◆ Do this ◆
List all lines of the data containing the word "name".

** START OF Data provided **

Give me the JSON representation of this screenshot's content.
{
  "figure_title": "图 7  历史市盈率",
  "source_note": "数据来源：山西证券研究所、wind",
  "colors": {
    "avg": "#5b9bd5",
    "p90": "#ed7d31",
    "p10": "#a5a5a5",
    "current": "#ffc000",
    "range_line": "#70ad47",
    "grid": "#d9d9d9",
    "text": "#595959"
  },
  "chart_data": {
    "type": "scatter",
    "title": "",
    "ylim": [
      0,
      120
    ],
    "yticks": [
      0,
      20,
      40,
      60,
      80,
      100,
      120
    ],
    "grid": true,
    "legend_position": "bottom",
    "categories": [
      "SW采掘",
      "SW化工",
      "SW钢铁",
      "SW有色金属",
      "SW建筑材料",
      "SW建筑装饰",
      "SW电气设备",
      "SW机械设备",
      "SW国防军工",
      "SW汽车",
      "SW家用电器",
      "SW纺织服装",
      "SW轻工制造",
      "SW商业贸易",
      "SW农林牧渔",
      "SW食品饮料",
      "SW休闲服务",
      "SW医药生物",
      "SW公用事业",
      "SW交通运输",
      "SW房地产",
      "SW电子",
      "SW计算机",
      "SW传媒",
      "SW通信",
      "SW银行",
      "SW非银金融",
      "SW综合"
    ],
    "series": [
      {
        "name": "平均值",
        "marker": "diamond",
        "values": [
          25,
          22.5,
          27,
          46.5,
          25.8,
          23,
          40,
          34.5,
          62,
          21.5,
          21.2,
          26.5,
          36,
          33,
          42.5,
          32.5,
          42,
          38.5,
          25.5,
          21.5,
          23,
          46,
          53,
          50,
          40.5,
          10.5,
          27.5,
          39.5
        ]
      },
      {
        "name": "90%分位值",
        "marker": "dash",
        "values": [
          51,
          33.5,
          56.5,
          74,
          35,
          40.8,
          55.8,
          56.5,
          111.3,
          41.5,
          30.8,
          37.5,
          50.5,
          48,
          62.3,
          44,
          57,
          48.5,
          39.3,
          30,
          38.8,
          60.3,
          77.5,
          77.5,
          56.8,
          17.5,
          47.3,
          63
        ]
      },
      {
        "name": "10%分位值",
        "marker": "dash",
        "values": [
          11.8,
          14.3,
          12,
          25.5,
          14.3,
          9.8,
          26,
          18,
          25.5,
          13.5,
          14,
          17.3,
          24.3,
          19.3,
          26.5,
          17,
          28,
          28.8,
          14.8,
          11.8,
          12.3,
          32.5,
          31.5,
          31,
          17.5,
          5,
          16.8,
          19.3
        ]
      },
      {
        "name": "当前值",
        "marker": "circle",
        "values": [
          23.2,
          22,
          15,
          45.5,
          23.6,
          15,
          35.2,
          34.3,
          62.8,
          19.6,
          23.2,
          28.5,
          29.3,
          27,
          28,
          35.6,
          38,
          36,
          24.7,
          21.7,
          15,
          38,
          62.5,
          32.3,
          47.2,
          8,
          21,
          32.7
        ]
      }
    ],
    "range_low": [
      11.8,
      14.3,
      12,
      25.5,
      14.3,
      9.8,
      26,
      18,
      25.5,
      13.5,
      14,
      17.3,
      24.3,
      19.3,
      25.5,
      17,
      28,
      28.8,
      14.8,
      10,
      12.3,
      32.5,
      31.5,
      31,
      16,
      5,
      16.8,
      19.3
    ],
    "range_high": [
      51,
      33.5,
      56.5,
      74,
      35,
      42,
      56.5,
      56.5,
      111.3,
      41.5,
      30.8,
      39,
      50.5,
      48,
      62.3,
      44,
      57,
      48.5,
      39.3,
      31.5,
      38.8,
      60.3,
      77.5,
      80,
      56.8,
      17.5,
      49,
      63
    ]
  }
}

** END OF Data provided **

◆ Response ◆
        "name": "平均值",
        "name": "90%分位值",
        "name": "10%分位值",
        "name": "当前值",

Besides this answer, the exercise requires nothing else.